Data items
┄┄┄┄┄┄┄┄┄┄

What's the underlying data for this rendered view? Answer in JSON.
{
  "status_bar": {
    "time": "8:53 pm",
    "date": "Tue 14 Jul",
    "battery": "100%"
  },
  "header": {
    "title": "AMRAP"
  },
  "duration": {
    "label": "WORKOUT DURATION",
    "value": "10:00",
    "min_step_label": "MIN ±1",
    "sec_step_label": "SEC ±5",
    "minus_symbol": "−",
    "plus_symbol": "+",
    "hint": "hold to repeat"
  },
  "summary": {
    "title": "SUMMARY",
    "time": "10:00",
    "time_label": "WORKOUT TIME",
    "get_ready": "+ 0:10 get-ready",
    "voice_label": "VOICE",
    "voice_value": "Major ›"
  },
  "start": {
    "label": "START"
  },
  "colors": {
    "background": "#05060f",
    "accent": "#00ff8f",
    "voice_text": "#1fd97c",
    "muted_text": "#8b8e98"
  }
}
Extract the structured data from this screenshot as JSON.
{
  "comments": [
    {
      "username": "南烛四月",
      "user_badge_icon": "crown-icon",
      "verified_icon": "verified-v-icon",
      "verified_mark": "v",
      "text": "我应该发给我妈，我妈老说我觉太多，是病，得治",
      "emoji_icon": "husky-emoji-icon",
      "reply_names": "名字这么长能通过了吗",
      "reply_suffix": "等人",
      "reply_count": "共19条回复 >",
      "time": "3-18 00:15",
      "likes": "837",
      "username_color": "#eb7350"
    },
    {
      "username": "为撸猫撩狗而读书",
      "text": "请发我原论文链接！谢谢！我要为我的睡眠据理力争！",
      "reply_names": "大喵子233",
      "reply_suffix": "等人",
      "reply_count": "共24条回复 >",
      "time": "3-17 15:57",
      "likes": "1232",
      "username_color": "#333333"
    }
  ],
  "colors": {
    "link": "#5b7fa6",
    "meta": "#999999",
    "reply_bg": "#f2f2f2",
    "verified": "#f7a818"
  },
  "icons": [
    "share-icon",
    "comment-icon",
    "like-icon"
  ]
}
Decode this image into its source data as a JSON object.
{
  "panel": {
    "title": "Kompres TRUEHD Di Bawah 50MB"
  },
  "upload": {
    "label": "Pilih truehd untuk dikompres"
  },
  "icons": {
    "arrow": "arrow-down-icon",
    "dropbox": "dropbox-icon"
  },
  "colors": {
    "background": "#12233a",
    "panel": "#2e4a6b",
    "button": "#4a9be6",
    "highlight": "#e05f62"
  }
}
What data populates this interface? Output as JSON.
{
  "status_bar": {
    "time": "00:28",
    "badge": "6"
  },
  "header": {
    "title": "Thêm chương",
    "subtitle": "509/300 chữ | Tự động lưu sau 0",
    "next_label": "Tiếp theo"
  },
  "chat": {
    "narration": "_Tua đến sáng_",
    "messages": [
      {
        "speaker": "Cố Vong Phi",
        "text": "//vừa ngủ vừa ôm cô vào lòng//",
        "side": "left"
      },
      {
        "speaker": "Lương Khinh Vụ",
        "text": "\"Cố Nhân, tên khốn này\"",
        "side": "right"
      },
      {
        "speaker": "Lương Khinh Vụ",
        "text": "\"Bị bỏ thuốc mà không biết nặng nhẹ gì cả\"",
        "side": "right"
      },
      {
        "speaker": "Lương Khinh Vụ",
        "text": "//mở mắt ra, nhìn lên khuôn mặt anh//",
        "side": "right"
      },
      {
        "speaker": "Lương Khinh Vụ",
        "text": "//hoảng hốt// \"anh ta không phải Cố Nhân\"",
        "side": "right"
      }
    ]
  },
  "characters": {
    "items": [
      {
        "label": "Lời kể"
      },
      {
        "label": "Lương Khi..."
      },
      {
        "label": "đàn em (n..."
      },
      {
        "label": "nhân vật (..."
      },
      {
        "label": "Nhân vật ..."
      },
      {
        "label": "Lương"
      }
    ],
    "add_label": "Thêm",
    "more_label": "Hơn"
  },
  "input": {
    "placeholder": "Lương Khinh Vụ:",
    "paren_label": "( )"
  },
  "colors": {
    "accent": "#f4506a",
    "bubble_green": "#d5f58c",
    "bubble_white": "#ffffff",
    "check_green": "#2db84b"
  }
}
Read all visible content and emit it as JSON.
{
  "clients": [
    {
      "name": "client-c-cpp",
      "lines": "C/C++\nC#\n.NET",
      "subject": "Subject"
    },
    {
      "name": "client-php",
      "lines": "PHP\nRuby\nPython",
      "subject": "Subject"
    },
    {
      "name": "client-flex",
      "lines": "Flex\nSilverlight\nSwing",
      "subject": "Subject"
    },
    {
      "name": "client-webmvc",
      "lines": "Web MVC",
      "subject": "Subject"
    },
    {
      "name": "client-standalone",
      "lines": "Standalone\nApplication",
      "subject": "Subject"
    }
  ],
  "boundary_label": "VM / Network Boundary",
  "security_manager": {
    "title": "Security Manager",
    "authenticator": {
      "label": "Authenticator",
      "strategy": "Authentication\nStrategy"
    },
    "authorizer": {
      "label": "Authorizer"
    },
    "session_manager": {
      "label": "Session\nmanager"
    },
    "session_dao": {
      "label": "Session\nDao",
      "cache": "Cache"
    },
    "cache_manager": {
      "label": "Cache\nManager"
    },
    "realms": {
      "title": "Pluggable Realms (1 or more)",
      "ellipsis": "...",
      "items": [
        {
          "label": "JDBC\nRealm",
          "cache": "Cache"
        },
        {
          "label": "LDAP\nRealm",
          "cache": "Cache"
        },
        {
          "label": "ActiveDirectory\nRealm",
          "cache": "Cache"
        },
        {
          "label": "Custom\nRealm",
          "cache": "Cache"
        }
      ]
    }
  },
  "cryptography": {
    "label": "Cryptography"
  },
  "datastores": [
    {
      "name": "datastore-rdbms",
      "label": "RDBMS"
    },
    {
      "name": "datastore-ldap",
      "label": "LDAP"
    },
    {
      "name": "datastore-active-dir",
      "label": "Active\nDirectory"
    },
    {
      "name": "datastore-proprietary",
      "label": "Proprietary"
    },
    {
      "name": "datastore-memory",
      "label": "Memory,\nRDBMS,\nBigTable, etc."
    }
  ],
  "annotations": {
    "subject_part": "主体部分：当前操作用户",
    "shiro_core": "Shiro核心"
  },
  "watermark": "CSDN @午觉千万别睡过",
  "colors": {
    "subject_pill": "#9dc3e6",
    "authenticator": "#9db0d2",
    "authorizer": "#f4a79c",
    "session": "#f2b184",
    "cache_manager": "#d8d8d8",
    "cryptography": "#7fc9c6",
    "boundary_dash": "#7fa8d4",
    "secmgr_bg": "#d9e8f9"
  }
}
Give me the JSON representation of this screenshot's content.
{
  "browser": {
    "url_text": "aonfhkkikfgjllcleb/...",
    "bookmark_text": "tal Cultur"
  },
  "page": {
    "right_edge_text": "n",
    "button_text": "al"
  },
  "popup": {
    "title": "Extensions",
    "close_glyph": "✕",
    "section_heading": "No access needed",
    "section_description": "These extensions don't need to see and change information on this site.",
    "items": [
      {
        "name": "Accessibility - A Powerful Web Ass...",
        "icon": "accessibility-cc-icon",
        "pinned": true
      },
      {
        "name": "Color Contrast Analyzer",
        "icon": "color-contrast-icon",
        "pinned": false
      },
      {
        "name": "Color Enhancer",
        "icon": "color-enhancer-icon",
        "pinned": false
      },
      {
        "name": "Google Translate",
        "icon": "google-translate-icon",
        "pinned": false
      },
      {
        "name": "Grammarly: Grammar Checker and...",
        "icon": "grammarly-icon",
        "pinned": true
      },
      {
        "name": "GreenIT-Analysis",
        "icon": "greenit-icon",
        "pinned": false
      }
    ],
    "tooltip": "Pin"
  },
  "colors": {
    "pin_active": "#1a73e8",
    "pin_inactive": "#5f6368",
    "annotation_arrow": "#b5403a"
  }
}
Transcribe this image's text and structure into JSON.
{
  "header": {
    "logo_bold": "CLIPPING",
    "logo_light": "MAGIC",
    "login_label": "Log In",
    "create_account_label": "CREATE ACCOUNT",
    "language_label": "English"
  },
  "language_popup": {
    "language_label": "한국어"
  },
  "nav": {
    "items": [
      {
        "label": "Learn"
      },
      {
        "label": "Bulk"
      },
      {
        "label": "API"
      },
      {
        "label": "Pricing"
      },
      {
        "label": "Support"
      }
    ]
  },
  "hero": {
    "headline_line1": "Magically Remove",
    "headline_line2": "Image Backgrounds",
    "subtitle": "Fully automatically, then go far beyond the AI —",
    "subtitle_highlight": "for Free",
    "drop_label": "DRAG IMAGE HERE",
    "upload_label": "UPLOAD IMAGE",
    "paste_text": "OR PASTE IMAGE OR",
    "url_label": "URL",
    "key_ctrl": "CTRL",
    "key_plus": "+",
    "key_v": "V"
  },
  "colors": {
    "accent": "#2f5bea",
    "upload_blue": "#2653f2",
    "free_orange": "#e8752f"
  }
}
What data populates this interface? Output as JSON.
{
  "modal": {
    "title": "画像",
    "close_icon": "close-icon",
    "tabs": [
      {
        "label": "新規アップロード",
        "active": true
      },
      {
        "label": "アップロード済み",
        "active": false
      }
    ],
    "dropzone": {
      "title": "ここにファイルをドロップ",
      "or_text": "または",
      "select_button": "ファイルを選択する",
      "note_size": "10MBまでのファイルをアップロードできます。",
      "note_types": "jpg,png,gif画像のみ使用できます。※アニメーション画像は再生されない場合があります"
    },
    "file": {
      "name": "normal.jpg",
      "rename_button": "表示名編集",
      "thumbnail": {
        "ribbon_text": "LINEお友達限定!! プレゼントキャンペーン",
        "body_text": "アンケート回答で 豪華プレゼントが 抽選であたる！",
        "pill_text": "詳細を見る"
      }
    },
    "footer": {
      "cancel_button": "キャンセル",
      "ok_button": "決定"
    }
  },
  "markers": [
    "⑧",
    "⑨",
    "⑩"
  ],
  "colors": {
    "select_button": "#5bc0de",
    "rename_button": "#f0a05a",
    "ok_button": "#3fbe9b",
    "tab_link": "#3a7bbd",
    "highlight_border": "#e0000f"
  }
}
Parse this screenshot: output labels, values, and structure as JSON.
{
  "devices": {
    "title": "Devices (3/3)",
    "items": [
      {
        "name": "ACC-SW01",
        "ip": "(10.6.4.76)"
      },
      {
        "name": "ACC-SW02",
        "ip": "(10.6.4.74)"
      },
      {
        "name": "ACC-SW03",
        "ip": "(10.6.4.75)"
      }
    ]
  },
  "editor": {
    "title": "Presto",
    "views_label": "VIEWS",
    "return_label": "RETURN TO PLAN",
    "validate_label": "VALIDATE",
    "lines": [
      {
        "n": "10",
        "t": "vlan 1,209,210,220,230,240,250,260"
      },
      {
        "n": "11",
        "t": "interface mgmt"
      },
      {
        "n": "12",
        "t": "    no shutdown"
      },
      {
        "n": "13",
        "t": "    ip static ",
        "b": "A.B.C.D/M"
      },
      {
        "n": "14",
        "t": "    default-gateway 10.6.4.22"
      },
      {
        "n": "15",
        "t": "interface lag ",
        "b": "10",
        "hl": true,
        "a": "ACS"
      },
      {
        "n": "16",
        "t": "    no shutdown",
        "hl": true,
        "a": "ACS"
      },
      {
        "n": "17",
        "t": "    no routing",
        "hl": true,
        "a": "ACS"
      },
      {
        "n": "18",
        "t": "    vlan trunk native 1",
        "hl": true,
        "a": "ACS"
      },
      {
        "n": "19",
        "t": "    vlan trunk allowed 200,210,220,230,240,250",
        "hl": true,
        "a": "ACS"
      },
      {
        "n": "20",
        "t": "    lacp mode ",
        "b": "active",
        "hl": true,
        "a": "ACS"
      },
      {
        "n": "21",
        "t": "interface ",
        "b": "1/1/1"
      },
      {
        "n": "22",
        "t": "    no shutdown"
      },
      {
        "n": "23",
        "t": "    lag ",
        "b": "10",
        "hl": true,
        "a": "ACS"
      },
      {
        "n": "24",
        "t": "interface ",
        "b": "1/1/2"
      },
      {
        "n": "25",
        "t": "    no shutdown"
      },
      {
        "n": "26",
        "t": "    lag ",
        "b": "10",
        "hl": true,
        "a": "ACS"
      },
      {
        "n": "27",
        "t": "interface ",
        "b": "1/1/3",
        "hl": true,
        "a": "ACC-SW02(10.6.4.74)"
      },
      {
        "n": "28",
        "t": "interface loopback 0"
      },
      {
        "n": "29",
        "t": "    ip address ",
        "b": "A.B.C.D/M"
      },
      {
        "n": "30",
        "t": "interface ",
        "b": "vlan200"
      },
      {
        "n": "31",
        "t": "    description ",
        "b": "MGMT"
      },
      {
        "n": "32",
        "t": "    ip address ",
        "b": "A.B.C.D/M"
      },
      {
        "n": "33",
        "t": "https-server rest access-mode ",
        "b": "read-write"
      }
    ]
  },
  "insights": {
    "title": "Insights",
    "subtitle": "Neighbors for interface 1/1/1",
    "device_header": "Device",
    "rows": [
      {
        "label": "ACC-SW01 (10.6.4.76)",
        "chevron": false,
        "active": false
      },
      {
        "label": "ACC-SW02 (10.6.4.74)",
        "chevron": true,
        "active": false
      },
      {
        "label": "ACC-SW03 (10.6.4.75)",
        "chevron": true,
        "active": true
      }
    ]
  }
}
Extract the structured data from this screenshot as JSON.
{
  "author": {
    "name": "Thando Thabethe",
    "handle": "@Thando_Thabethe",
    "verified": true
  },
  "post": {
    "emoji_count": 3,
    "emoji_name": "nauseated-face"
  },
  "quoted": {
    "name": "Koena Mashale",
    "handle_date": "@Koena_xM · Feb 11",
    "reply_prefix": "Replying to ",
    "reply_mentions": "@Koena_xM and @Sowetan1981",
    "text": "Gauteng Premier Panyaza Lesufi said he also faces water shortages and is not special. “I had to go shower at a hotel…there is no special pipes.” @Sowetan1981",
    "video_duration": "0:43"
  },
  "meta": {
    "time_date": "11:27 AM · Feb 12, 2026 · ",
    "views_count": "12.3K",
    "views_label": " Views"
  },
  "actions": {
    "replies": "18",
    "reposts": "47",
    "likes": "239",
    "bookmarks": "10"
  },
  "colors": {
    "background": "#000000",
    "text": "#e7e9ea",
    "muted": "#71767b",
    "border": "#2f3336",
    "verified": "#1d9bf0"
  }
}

┄┄┄┄┄┄┄┄┄┄

**Do this:** Determine how many lines in the listing above hold the word "nRealm", answering with the number only.

**Correct output:** 4